• SET EXERCISE:
Reproduce the listing verbatim.

--- LISTED RECORDS ---

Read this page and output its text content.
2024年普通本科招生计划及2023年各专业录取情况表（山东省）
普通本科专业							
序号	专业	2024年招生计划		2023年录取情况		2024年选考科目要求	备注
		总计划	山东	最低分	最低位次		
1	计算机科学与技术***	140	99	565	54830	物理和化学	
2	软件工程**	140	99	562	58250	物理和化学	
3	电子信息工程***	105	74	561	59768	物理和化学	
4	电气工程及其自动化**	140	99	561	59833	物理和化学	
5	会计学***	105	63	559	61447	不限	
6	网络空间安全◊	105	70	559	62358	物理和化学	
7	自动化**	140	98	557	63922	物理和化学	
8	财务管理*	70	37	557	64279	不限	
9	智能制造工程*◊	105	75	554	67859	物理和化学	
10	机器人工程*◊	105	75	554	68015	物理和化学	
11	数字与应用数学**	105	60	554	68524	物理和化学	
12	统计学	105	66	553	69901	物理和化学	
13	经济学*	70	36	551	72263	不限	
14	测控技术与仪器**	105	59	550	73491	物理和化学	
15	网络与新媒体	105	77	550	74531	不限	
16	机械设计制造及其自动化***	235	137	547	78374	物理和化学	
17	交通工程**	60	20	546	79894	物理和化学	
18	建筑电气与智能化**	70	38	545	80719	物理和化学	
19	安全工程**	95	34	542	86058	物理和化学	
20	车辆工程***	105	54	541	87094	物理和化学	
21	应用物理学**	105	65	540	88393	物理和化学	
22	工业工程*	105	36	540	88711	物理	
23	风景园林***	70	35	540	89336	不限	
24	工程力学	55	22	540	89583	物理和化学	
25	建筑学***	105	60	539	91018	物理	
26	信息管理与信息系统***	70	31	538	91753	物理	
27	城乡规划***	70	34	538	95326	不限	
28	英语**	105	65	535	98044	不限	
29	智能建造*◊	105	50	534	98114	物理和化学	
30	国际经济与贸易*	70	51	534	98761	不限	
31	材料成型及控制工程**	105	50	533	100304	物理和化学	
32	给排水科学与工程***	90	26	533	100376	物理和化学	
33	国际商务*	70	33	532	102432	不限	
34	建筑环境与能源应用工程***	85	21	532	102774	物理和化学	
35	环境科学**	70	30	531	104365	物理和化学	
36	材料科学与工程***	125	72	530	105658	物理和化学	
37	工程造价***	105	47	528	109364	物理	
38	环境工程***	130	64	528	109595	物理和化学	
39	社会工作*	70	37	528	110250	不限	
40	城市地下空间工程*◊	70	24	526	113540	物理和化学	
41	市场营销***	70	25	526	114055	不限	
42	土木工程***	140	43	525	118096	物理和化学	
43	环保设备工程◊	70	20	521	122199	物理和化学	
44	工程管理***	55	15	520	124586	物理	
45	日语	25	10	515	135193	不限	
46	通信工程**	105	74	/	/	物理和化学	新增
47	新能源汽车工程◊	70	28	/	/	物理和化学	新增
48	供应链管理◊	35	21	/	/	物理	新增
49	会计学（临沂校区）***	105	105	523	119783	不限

---

• RESPONSE FOR THIS EXERCISE:
Read this page and output its text content.
2024年普通本科招生计划及2023年各专业录取情况表（山东省）
普通本科专业							
序号	专业	2024年招生计划		2023年录取情况		2024年选考科目要求	备注
		总计划	山东	最低分	最低位次		
1	计算机科学与技术***	140	99	565	54830	物理和化学	
2	软件工程**	140	99	562	58250	物理和化学	
3	电子信息工程***	105	74	561	59768	物理和化学	
4	电气工程及其自动化**	140	99	561	59833	物理和化学	
5	会计学***	105	63	559	61447	不限	
6	网络空间安全◊	105	70	559	62358	物理和化学	
7	自动化**	140	98	557	63922	物理和化学	
8	财务管理*	70	37	557	64279	不限	
9	智能制造工程*◊	105	75	554	67859	物理和化学	
10	机器人工程*◊	105	75	554	68015	物理和化学	
11	数字与应用数学**	105	60	554	68524	物理和化学	
12	统计学	105	66	553	69901	物理和化学	
13	经济学*	70	36	551	72263	不限	
14	测控技术与仪器**	105	59	550	73491	物理和化学	
15	网络与新媒体	105	77	550	74531	不限	
16	机械设计制造及其自动化***	235	137	547	78374	物理和化学	
17	交通工程**	60	20	546	79894	物理和化学	
18	建筑电气与智能化**	70	38	545	80719	物理和化学	
19	安全工程**	95	34	542	86058	物理和化学	
20	车辆工程***	105	54	541	87094	物理和化学	
21	应用物理学**	105	65	540	88393	物理和化学	
22	工业工程*	105	36	540	88711	物理	
23	风景园林***	70	35	540	89336	不限	
24	工程力学	55	22	540	89583	物理和化学	
25	建筑学***	105	60	539	91018	物理	
26	信息管理与信息系统***	70	31	538	91753	物理	
27	城乡规划***	70	34	538	95326	不限	
28	英语**	105	65	535	98044	不限	
29	智能建造*◊	105	50	534	98114	物理和化学	
30	国际经济与贸易*	70	51	534	98761	不限	
31	材料成型及控制工程**	105	50	533	100304	物理和化学	
32	给排水科学与工程***	90	26	533	100376	物理和化学	
33	国际商务*	70	33	532	102432	不限	
34	建筑环境与能源应用工程***	85	21	532	102774	物理和化学	
35	环境科学**	70	30	531	104365	物理和化学	
36	材料科学与工程***	125	72	530	105658	物理和化学	
37	工程造价***	105	47	528	109364	物理	
38	环境工程***	130	64	528	109595	物理和化学	
39	社会工作*	70	37	528	110250	不限	
40	城市地下空间工程*◊	70	24	526	113540	物理和化学	
41	市场营销***	70	25	526	114055	不限	
42	土木工程***	140	43	525	118096	物理和化学	
43	环保设备工程◊	70	20	521	122199	物理和化学	
44	工程管理***	55	15	520	124586	物理	
45	日语	25	10	515	135193	不限	
46	通信工程**	105	74	/	/	物理和化学	新增
47	新能源汽车工程◊	70	28	/	/	物理和化学	新增
48	供应链管理◊	35	21	/	/	物理	新增
49	会计学（临沂校区）***	105	105	523	119783	不限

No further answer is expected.